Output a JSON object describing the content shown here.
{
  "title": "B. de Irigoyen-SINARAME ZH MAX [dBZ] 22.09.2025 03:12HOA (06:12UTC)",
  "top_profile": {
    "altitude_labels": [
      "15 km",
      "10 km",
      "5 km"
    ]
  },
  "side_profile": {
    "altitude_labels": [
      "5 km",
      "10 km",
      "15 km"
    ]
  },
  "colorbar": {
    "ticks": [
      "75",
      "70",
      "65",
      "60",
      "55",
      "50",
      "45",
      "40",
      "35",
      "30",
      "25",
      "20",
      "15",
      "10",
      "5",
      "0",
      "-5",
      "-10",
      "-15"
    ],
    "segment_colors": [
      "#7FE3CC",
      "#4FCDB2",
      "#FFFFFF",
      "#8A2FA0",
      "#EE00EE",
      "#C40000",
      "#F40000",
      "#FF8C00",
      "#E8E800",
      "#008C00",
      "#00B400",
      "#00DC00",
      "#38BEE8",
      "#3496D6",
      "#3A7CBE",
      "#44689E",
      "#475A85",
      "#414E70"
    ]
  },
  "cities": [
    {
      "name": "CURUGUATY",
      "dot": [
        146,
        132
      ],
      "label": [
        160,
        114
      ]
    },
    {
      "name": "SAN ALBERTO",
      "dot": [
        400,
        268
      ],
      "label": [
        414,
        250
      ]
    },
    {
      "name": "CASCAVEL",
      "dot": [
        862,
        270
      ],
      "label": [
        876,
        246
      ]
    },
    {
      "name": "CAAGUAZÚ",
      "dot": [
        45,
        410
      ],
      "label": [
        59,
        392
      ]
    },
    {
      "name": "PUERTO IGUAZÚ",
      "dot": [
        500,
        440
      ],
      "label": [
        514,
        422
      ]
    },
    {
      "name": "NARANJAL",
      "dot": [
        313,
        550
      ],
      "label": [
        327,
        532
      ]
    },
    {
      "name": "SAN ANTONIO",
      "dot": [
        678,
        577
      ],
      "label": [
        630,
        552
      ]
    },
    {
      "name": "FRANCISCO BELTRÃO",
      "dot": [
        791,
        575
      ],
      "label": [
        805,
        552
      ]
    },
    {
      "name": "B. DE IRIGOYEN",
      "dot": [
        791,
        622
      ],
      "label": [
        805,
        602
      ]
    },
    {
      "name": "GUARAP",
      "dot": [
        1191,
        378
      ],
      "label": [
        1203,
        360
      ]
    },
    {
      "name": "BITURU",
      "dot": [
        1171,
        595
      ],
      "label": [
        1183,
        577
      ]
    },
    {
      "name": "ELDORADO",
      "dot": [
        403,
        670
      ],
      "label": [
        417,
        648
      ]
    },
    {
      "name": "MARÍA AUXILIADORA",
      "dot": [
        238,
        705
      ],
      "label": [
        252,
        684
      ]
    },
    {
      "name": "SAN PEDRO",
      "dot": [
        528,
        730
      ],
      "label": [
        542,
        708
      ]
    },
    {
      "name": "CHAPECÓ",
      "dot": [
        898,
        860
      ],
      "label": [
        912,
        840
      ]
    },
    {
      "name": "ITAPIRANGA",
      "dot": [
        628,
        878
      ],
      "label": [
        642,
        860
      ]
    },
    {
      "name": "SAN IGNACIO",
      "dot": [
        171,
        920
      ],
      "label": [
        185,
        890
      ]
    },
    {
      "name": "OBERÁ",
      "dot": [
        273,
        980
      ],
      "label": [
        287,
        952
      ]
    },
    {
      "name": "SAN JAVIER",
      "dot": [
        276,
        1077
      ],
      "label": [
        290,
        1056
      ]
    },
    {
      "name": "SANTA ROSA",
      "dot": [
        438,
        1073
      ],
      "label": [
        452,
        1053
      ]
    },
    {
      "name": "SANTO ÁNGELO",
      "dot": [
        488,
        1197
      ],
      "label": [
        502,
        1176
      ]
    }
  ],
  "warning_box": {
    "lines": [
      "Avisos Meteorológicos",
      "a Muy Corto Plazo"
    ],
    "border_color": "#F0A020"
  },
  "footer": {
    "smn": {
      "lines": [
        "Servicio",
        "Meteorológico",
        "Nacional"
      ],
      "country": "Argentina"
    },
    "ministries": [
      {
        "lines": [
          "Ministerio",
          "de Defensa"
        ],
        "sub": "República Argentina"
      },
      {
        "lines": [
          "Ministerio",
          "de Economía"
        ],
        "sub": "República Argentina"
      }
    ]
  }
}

---*---

**EXERCISE**
Everything in the listing above should be restated exactly.

**FINISHED EXERCISE**
Output a JSON object describing the content shown here.
{
  "title": "B. de Irigoyen-SINARAME ZH MAX [dBZ] 22.09.2025 03:12HOA (06:12UTC)",
  "top_profile": {
    "altitude_labels": [
      "15 km",
      "10 km",
      "5 km"
    ]
  },
  "side_profile": {
    "altitude_labels": [
      "5 km",
      "10 km",
      "15 km"
    ]
  },
  "colorbar": {
    "ticks": [
      "75",
      "70",
      "65",
      "60",
      "55",
      "50",
      "45",
      "40",
      "35",
      "30",
      "25",
      "20",
      "15",
      "10",
      "5",
      "0",
      "-5",
      "-10",
      "-15"
    ],
    "segment_colors": [
      "#7FE3CC",
      "#4FCDB2",
      "#FFFFFF",
      "#8A2FA0",
      "#EE00EE",
      "#C40000",
      "#F40000",
      "#FF8C00",
      "#E8E800",
      "#008C00",
      "#00B400",
      "#00DC00",
      "#38BEE8",
      "#3496D6",
      "#3A7CBE",
      "#44689E",
      "#475A85",
      "#414E70"
    ]
  },
  "cities": [
    {
      "name": "CURUGUATY",
      "dot": [
        146,
        132
      ],
      "label": [
        160,
        114
      ]
    },
    {
      "name": "SAN ALBERTO",
      "dot": [
        400,
        268
      ],
      "label": [
        414,
        250
      ]
    },
    {
      "name": "CASCAVEL",
      "dot": [
        862,
        270
      ],
      "label": [
        876,
        246
      ]
    },
    {
      "name": "CAAGUAZÚ",
      "dot": [
        45,
        410
      ],
      "label": [
        59,
        392
      ]
    },
    {
      "name": "PUERTO IGUAZÚ",
      "dot": [
        500,
        440
      ],
      "label": [
        514,
        422
      ]
    },
    {
      "name": "NARANJAL",
      "dot": [
        313,
        550
      ],
      "label": [
        327,
        532
      ]
    },
    {
      "name": "SAN ANTONIO",
      "dot": [
        678,
        577
      ],
      "label": [
        630,
        552
      ]
    },
    {
      "name": "FRANCISCO BELTRÃO",
      "dot": [
        791,
        575
      ],
      "label": [
        805,
        552
      ]
    },
    {
      "name": "B. DE IRIGOYEN",
      "dot": [
        791,
        622
      ],
      "label": [
        805,
        602
      ]
    },
    {
      "name": "GUARAP",
      "dot": [
        1191,
        378
      ],
      "label": [
        1203,
        360
      ]
    },
    {
      "name": "BITURU",
      "dot": [
        1171,
        595
      ],
      "label": [
        1183,
        577
      ]
    },
    {
      "name": "ELDORADO",
      "dot": [
        403,
        670
      ],
      "label": [
        417,
        648
      ]
    },
    {
      "name": "MARÍA AUXILIADORA",
      "dot": [
        238,
        705
      ],
      "label": [
        252,
        684
      ]
    },
    {
      "name": "SAN PEDRO",
      "dot": [
        528,
        730
      ],
      "label": [
        542,
        708
      ]
    },
    {
      "name": "CHAPECÓ",
      "dot": [
        898,
        860
      ],
      "label": [
        912,
        840
      ]
    },
    {
      "name": "ITAPIRANGA",
      "dot": [
        628,
        878
      ],
      "label": [
        642,
        860
      ]
    },
    {
      "name": "SAN IGNACIO",
      "dot": [
        171,
        920
      ],
      "label": [
        185,
        890
      ]
    },
    {
      "name": "OBERÁ",
      "dot": [
        273,
        980
      ],
      "label": [
        287,
        952
      ]
    },
    {
      "name": "SAN JAVIER",
      "dot": [
        276,
        1077
      ],
      "label": [
        290,
        1056
      ]
    },
    {
      "name": "SANTA ROSA",
      "dot": [
        438,
        1073
      ],
      "label": [
        452,
        1053
      ]
    },
    {
      "name": "SANTO ÁNGELO",
      "dot": [
        488,
        1197
      ],
      "label": [
        502,
        1176
      ]
    }
  ],
  "warning_box": {
    "lines": [
      "Avisos Meteorológicos",
      "a Muy Corto Plazo"
    ],
    "border_color": "#F0A020"
  },
  "footer": {
    "smn": {
      "lines": [
        "Servicio",
        "Meteorológico",
        "Nacional"
      ],
      "country": "Argentina"
    },
    "ministries": [
      {
        "lines": [
          "Ministerio",
          "de Defensa"
        ],
        "sub": "República Argentina"
      },
      {
        "lines": [
          "Ministerio",
          "de Economía"
        ],
        "sub": "República Argentina"
      }
    ]
  }
}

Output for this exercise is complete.